▶ **Exercise directions**: "average" appears in how many lines of the entries? State only the number.

--

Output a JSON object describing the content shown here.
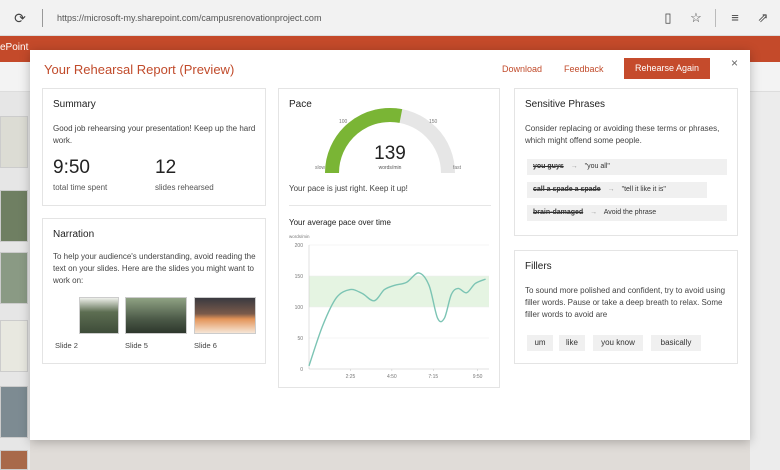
{
  "browser": {
    "url": "https://microsoft-my.sharepoint.com/campusrenovationproject.com"
  },
  "ppt": {
    "brand": "ePoint"
  },
  "dialog": {
    "title": "Your Rehearsal Report (Preview)",
    "download_label": "Download",
    "feedback_label": "Feedback",
    "rehearse_again_label": "Rehearse Again",
    "close_symbol": "×"
  },
  "summary": {
    "title": "Summary",
    "text": "Good job rehearsing your presentation! Keep up the hard work.",
    "time_value": "9:50",
    "time_caption": "total time spent",
    "slides_value": "12",
    "slides_caption": "slides rehearsed"
  },
  "narration": {
    "title": "Narration",
    "text": "To help your audience's understanding, avoid reading the text on your slides. Here are the slides you might want to work on:",
    "slides": [
      {
        "label": "Slide 2"
      },
      {
        "label": "Slide 5"
      },
      {
        "label": "Slide 6"
      }
    ]
  },
  "pace": {
    "title": "Pace",
    "gauge_value": "139",
    "gauge_unit": "words/min",
    "gauge_fraction": 0.56,
    "tick_100": "100",
    "tick_150": "150",
    "label_slow": "slow",
    "label_fast": "fast",
    "message": "Your pace is just right. Keep it up!",
    "chart_title": "Your average pace over time"
  },
  "chart_data": {
    "type": "line",
    "title": "Your average pace over time",
    "ylabel": "words/min",
    "xlabel": "",
    "ylim": [
      0,
      200
    ],
    "xlim": [
      0,
      10.5
    ],
    "y_ticks": [
      "200",
      "150",
      "100",
      "50",
      "0"
    ],
    "x_ticks": [
      "2:25",
      "4:50",
      "7:15",
      "9:50"
    ],
    "x_tick_values": [
      2.417,
      4.833,
      7.25,
      9.833
    ],
    "band": [
      100,
      150
    ],
    "series": [
      {
        "values_x": [
          0,
          0.8,
          1.6,
          2.4,
          3.1,
          3.8,
          4.4,
          5.0,
          5.7,
          6.4,
          7.0,
          7.5,
          7.9,
          8.3,
          8.7,
          9.2,
          9.7,
          10.3
        ],
        "values_y": [
          5,
          70,
          115,
          128,
          122,
          110,
          128,
          135,
          140,
          155,
          135,
          82,
          82,
          120,
          130,
          123,
          138,
          145
        ]
      }
    ],
    "accent": "#7cc4b4"
  },
  "sensitive": {
    "title": "Sensitive Phrases",
    "text": "Consider replacing or avoiding these terms or phrases, which might offend some people.",
    "phrases": [
      {
        "term": "you guys",
        "replacement": "\"you all\""
      },
      {
        "term": "call a spade a spade",
        "replacement": "\"tell it like it is\""
      },
      {
        "term": "brain-damaged",
        "replacement": "Avoid the phrase"
      }
    ]
  },
  "fillers": {
    "title": "Fillers",
    "text": "To sound more polished and confident, try to avoid using filler words. Pause or take a deep breath to relax. Some filler words to avoid are",
    "words": [
      "um",
      "like",
      "you know",
      "basically"
    ]
  },
  "colors": {
    "accent": "#c54b2c",
    "gauge_green": "#7ab535",
    "gauge_track": "#e6e6e6"
  }
}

--

▶ **Response**: 2